GIVEN REQUEST
Write the data out again, character for character, with no images.

RECORDS FOR THE TASK
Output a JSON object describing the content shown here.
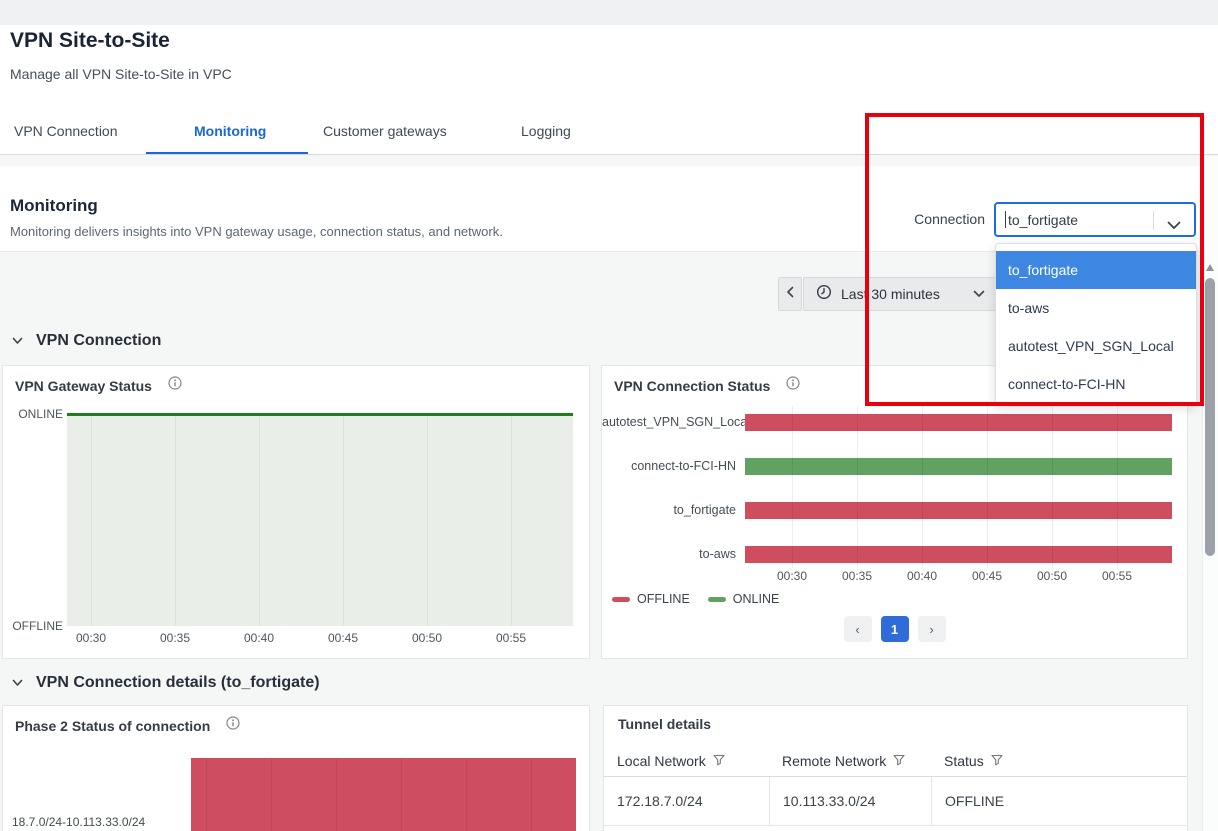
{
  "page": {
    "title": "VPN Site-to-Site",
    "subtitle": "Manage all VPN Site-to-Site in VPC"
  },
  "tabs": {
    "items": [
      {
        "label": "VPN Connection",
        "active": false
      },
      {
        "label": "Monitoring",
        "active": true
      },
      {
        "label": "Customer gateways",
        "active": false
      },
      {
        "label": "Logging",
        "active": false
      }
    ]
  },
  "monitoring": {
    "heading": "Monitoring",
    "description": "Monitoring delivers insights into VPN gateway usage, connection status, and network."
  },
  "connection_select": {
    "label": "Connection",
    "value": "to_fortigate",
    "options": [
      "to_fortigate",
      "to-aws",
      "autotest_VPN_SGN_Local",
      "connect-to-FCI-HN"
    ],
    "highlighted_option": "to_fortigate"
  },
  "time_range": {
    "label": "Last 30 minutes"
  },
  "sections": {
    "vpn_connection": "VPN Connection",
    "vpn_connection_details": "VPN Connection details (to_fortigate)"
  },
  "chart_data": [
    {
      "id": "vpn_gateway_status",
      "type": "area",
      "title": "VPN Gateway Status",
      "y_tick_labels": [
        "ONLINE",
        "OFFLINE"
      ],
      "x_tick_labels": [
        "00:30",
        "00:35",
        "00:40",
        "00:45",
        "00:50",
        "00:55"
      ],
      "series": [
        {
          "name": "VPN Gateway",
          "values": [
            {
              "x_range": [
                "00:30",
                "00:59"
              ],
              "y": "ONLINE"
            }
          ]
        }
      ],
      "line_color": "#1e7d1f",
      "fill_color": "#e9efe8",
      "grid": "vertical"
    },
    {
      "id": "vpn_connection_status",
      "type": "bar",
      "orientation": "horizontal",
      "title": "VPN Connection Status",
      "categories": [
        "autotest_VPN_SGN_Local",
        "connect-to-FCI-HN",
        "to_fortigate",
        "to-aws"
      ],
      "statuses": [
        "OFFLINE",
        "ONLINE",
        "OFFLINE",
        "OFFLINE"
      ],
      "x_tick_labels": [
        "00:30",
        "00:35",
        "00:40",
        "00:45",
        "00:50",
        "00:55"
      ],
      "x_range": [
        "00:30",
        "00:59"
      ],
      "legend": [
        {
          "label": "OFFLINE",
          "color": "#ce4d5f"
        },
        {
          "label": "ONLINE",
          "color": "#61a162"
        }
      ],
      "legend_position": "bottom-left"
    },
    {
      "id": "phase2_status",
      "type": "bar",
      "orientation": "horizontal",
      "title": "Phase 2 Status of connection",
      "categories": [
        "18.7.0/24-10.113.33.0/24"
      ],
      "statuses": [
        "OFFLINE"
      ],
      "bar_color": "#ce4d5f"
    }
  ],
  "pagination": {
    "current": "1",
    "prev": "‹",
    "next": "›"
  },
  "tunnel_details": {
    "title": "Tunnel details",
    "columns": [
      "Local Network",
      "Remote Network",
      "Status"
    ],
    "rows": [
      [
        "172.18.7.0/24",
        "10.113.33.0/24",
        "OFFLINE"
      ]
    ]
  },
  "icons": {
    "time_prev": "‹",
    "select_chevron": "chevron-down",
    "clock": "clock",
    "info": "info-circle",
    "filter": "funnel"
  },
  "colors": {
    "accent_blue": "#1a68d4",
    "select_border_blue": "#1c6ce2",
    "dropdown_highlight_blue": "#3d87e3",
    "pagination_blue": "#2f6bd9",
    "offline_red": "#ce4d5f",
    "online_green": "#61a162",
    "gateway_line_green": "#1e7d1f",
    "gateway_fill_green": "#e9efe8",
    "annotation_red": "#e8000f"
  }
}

THE ANSWER
Output a JSON object describing the content shown here.
{
  "page": {
    "title": "VPN Site-to-Site",
    "subtitle": "Manage all VPN Site-to-Site in VPC"
  },
  "tabs": {
    "items": [
      {
        "label": "VPN Connection",
        "active": false
      },
      {
        "label": "Monitoring",
        "active": true
      },
      {
        "label": "Customer gateways",
        "active": false
      },
      {
        "label": "Logging",
        "active": false
      }
    ]
  },
  "monitoring": {
    "heading": "Monitoring",
    "description": "Monitoring delivers insights into VPN gateway usage, connection status, and network."
  },
  "connection_select": {
    "label": "Connection",
    "value": "to_fortigate",
    "options": [
      "to_fortigate",
      "to-aws",
      "autotest_VPN_SGN_Local",
      "connect-to-FCI-HN"
    ],
    "highlighted_option": "to_fortigate"
  },
  "time_range": {
    "label": "Last 30 minutes"
  },
  "sections": {
    "vpn_connection": "VPN Connection",
    "vpn_connection_details": "VPN Connection details (to_fortigate)"
  },
  "chart_data": [
    {
      "id": "vpn_gateway_status",
      "type": "area",
      "title": "VPN Gateway Status",
      "y_tick_labels": [
        "ONLINE",
        "OFFLINE"
      ],
      "x_tick_labels": [
        "00:30",
        "00:35",
        "00:40",
        "00:45",
        "00:50",
        "00:55"
      ],
      "series": [
        {
          "name": "VPN Gateway",
          "values": [
            {
              "x_range": [
                "00:30",
                "00:59"
              ],
              "y": "ONLINE"
            }
          ]
        }
      ],
      "line_color": "#1e7d1f",
      "fill_color": "#e9efe8",
      "grid": "vertical"
    },
    {
      "id": "vpn_connection_status",
      "type": "bar",
      "orientation": "horizontal",
      "title": "VPN Connection Status",
      "categories": [
        "autotest_VPN_SGN_Local",
        "connect-to-FCI-HN",
        "to_fortigate",
        "to-aws"
      ],
      "statuses": [
        "OFFLINE",
        "ONLINE",
        "OFFLINE",
        "OFFLINE"
      ],
      "x_tick_labels": [
        "00:30",
        "00:35",
        "00:40",
        "00:45",
        "00:50",
        "00:55"
      ],
      "x_range": [
        "00:30",
        "00:59"
      ],
      "legend": [
        {
          "label": "OFFLINE",
          "color": "#ce4d5f"
        },
        {
          "label": "ONLINE",
          "color": "#61a162"
        }
      ],
      "legend_position": "bottom-left"
    },
    {
      "id": "phase2_status",
      "type": "bar",
      "orientation": "horizontal",
      "title": "Phase 2 Status of connection",
      "categories": [
        "18.7.0/24-10.113.33.0/24"
      ],
      "statuses": [
        "OFFLINE"
      ],
      "bar_color": "#ce4d5f"
    }
  ],
  "pagination": {
    "current": "1",
    "prev": "‹",
    "next": "›"
  },
  "tunnel_details": {
    "title": "Tunnel details",
    "columns": [
      "Local Network",
      "Remote Network",
      "Status"
    ],
    "rows": [
      [
        "172.18.7.0/24",
        "10.113.33.0/24",
        "OFFLINE"
      ]
    ]
  },
  "icons": {
    "time_prev": "‹",
    "select_chevron": "chevron-down",
    "clock": "clock",
    "info": "info-circle",
    "filter": "funnel"
  },
  "colors": {
    "accent_blue": "#1a68d4",
    "select_border_blue": "#1c6ce2",
    "dropdown_highlight_blue": "#3d87e3",
    "pagination_blue": "#2f6bd9",
    "offline_red": "#ce4d5f",
    "online_green": "#61a162",
    "gateway_line_green": "#1e7d1f",
    "gateway_fill_green": "#e9efe8",
    "annotation_red": "#e8000f"
  }
}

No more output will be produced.